** START **

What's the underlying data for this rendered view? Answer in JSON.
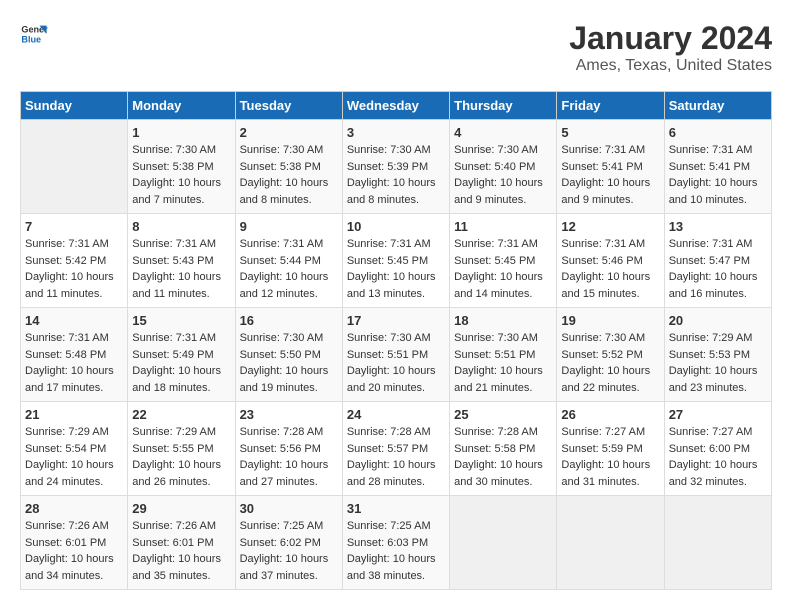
{
  "logo": {
    "text_general": "General",
    "text_blue": "Blue"
  },
  "title": "January 2024",
  "subtitle": "Ames, Texas, United States",
  "headers": [
    "Sunday",
    "Monday",
    "Tuesday",
    "Wednesday",
    "Thursday",
    "Friday",
    "Saturday"
  ],
  "weeks": [
    [
      {
        "num": "",
        "info": ""
      },
      {
        "num": "1",
        "info": "Sunrise: 7:30 AM\nSunset: 5:38 PM\nDaylight: 10 hours\nand 7 minutes."
      },
      {
        "num": "2",
        "info": "Sunrise: 7:30 AM\nSunset: 5:38 PM\nDaylight: 10 hours\nand 8 minutes."
      },
      {
        "num": "3",
        "info": "Sunrise: 7:30 AM\nSunset: 5:39 PM\nDaylight: 10 hours\nand 8 minutes."
      },
      {
        "num": "4",
        "info": "Sunrise: 7:30 AM\nSunset: 5:40 PM\nDaylight: 10 hours\nand 9 minutes."
      },
      {
        "num": "5",
        "info": "Sunrise: 7:31 AM\nSunset: 5:41 PM\nDaylight: 10 hours\nand 9 minutes."
      },
      {
        "num": "6",
        "info": "Sunrise: 7:31 AM\nSunset: 5:41 PM\nDaylight: 10 hours\nand 10 minutes."
      }
    ],
    [
      {
        "num": "7",
        "info": "Sunrise: 7:31 AM\nSunset: 5:42 PM\nDaylight: 10 hours\nand 11 minutes."
      },
      {
        "num": "8",
        "info": "Sunrise: 7:31 AM\nSunset: 5:43 PM\nDaylight: 10 hours\nand 11 minutes."
      },
      {
        "num": "9",
        "info": "Sunrise: 7:31 AM\nSunset: 5:44 PM\nDaylight: 10 hours\nand 12 minutes."
      },
      {
        "num": "10",
        "info": "Sunrise: 7:31 AM\nSunset: 5:45 PM\nDaylight: 10 hours\nand 13 minutes."
      },
      {
        "num": "11",
        "info": "Sunrise: 7:31 AM\nSunset: 5:45 PM\nDaylight: 10 hours\nand 14 minutes."
      },
      {
        "num": "12",
        "info": "Sunrise: 7:31 AM\nSunset: 5:46 PM\nDaylight: 10 hours\nand 15 minutes."
      },
      {
        "num": "13",
        "info": "Sunrise: 7:31 AM\nSunset: 5:47 PM\nDaylight: 10 hours\nand 16 minutes."
      }
    ],
    [
      {
        "num": "14",
        "info": "Sunrise: 7:31 AM\nSunset: 5:48 PM\nDaylight: 10 hours\nand 17 minutes."
      },
      {
        "num": "15",
        "info": "Sunrise: 7:31 AM\nSunset: 5:49 PM\nDaylight: 10 hours\nand 18 minutes."
      },
      {
        "num": "16",
        "info": "Sunrise: 7:30 AM\nSunset: 5:50 PM\nDaylight: 10 hours\nand 19 minutes."
      },
      {
        "num": "17",
        "info": "Sunrise: 7:30 AM\nSunset: 5:51 PM\nDaylight: 10 hours\nand 20 minutes."
      },
      {
        "num": "18",
        "info": "Sunrise: 7:30 AM\nSunset: 5:51 PM\nDaylight: 10 hours\nand 21 minutes."
      },
      {
        "num": "19",
        "info": "Sunrise: 7:30 AM\nSunset: 5:52 PM\nDaylight: 10 hours\nand 22 minutes."
      },
      {
        "num": "20",
        "info": "Sunrise: 7:29 AM\nSunset: 5:53 PM\nDaylight: 10 hours\nand 23 minutes."
      }
    ],
    [
      {
        "num": "21",
        "info": "Sunrise: 7:29 AM\nSunset: 5:54 PM\nDaylight: 10 hours\nand 24 minutes."
      },
      {
        "num": "22",
        "info": "Sunrise: 7:29 AM\nSunset: 5:55 PM\nDaylight: 10 hours\nand 26 minutes."
      },
      {
        "num": "23",
        "info": "Sunrise: 7:28 AM\nSunset: 5:56 PM\nDaylight: 10 hours\nand 27 minutes."
      },
      {
        "num": "24",
        "info": "Sunrise: 7:28 AM\nSunset: 5:57 PM\nDaylight: 10 hours\nand 28 minutes."
      },
      {
        "num": "25",
        "info": "Sunrise: 7:28 AM\nSunset: 5:58 PM\nDaylight: 10 hours\nand 30 minutes."
      },
      {
        "num": "26",
        "info": "Sunrise: 7:27 AM\nSunset: 5:59 PM\nDaylight: 10 hours\nand 31 minutes."
      },
      {
        "num": "27",
        "info": "Sunrise: 7:27 AM\nSunset: 6:00 PM\nDaylight: 10 hours\nand 32 minutes."
      }
    ],
    [
      {
        "num": "28",
        "info": "Sunrise: 7:26 AM\nSunset: 6:01 PM\nDaylight: 10 hours\nand 34 minutes."
      },
      {
        "num": "29",
        "info": "Sunrise: 7:26 AM\nSunset: 6:01 PM\nDaylight: 10 hours\nand 35 minutes."
      },
      {
        "num": "30",
        "info": "Sunrise: 7:25 AM\nSunset: 6:02 PM\nDaylight: 10 hours\nand 37 minutes."
      },
      {
        "num": "31",
        "info": "Sunrise: 7:25 AM\nSunset: 6:03 PM\nDaylight: 10 hours\nand 38 minutes."
      },
      {
        "num": "",
        "info": ""
      },
      {
        "num": "",
        "info": ""
      },
      {
        "num": "",
        "info": ""
      }
    ]
  ]
}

** END **

__Your instructions__: Write the records out again in full, exactly, and skip every picture.

__The completed task__:
What's the underlying data for this rendered view? Answer in JSON.
{
  "logo": {
    "text_general": "General",
    "text_blue": "Blue"
  },
  "title": "January 2024",
  "subtitle": "Ames, Texas, United States",
  "headers": [
    "Sunday",
    "Monday",
    "Tuesday",
    "Wednesday",
    "Thursday",
    "Friday",
    "Saturday"
  ],
  "weeks": [
    [
      {
        "num": "",
        "info": ""
      },
      {
        "num": "1",
        "info": "Sunrise: 7:30 AM\nSunset: 5:38 PM\nDaylight: 10 hours\nand 7 minutes."
      },
      {
        "num": "2",
        "info": "Sunrise: 7:30 AM\nSunset: 5:38 PM\nDaylight: 10 hours\nand 8 minutes."
      },
      {
        "num": "3",
        "info": "Sunrise: 7:30 AM\nSunset: 5:39 PM\nDaylight: 10 hours\nand 8 minutes."
      },
      {
        "num": "4",
        "info": "Sunrise: 7:30 AM\nSunset: 5:40 PM\nDaylight: 10 hours\nand 9 minutes."
      },
      {
        "num": "5",
        "info": "Sunrise: 7:31 AM\nSunset: 5:41 PM\nDaylight: 10 hours\nand 9 minutes."
      },
      {
        "num": "6",
        "info": "Sunrise: 7:31 AM\nSunset: 5:41 PM\nDaylight: 10 hours\nand 10 minutes."
      }
    ],
    [
      {
        "num": "7",
        "info": "Sunrise: 7:31 AM\nSunset: 5:42 PM\nDaylight: 10 hours\nand 11 minutes."
      },
      {
        "num": "8",
        "info": "Sunrise: 7:31 AM\nSunset: 5:43 PM\nDaylight: 10 hours\nand 11 minutes."
      },
      {
        "num": "9",
        "info": "Sunrise: 7:31 AM\nSunset: 5:44 PM\nDaylight: 10 hours\nand 12 minutes."
      },
      {
        "num": "10",
        "info": "Sunrise: 7:31 AM\nSunset: 5:45 PM\nDaylight: 10 hours\nand 13 minutes."
      },
      {
        "num": "11",
        "info": "Sunrise: 7:31 AM\nSunset: 5:45 PM\nDaylight: 10 hours\nand 14 minutes."
      },
      {
        "num": "12",
        "info": "Sunrise: 7:31 AM\nSunset: 5:46 PM\nDaylight: 10 hours\nand 15 minutes."
      },
      {
        "num": "13",
        "info": "Sunrise: 7:31 AM\nSunset: 5:47 PM\nDaylight: 10 hours\nand 16 minutes."
      }
    ],
    [
      {
        "num": "14",
        "info": "Sunrise: 7:31 AM\nSunset: 5:48 PM\nDaylight: 10 hours\nand 17 minutes."
      },
      {
        "num": "15",
        "info": "Sunrise: 7:31 AM\nSunset: 5:49 PM\nDaylight: 10 hours\nand 18 minutes."
      },
      {
        "num": "16",
        "info": "Sunrise: 7:30 AM\nSunset: 5:50 PM\nDaylight: 10 hours\nand 19 minutes."
      },
      {
        "num": "17",
        "info": "Sunrise: 7:30 AM\nSunset: 5:51 PM\nDaylight: 10 hours\nand 20 minutes."
      },
      {
        "num": "18",
        "info": "Sunrise: 7:30 AM\nSunset: 5:51 PM\nDaylight: 10 hours\nand 21 minutes."
      },
      {
        "num": "19",
        "info": "Sunrise: 7:30 AM\nSunset: 5:52 PM\nDaylight: 10 hours\nand 22 minutes."
      },
      {
        "num": "20",
        "info": "Sunrise: 7:29 AM\nSunset: 5:53 PM\nDaylight: 10 hours\nand 23 minutes."
      }
    ],
    [
      {
        "num": "21",
        "info": "Sunrise: 7:29 AM\nSunset: 5:54 PM\nDaylight: 10 hours\nand 24 minutes."
      },
      {
        "num": "22",
        "info": "Sunrise: 7:29 AM\nSunset: 5:55 PM\nDaylight: 10 hours\nand 26 minutes."
      },
      {
        "num": "23",
        "info": "Sunrise: 7:28 AM\nSunset: 5:56 PM\nDaylight: 10 hours\nand 27 minutes."
      },
      {
        "num": "24",
        "info": "Sunrise: 7:28 AM\nSunset: 5:57 PM\nDaylight: 10 hours\nand 28 minutes."
      },
      {
        "num": "25",
        "info": "Sunrise: 7:28 AM\nSunset: 5:58 PM\nDaylight: 10 hours\nand 30 minutes."
      },
      {
        "num": "26",
        "info": "Sunrise: 7:27 AM\nSunset: 5:59 PM\nDaylight: 10 hours\nand 31 minutes."
      },
      {
        "num": "27",
        "info": "Sunrise: 7:27 AM\nSunset: 6:00 PM\nDaylight: 10 hours\nand 32 minutes."
      }
    ],
    [
      {
        "num": "28",
        "info": "Sunrise: 7:26 AM\nSunset: 6:01 PM\nDaylight: 10 hours\nand 34 minutes."
      },
      {
        "num": "29",
        "info": "Sunrise: 7:26 AM\nSunset: 6:01 PM\nDaylight: 10 hours\nand 35 minutes."
      },
      {
        "num": "30",
        "info": "Sunrise: 7:25 AM\nSunset: 6:02 PM\nDaylight: 10 hours\nand 37 minutes."
      },
      {
        "num": "31",
        "info": "Sunrise: 7:25 AM\nSunset: 6:03 PM\nDaylight: 10 hours\nand 38 minutes."
      },
      {
        "num": "",
        "info": ""
      },
      {
        "num": "",
        "info": ""
      },
      {
        "num": "",
        "info": ""
      }
    ]
  ]
}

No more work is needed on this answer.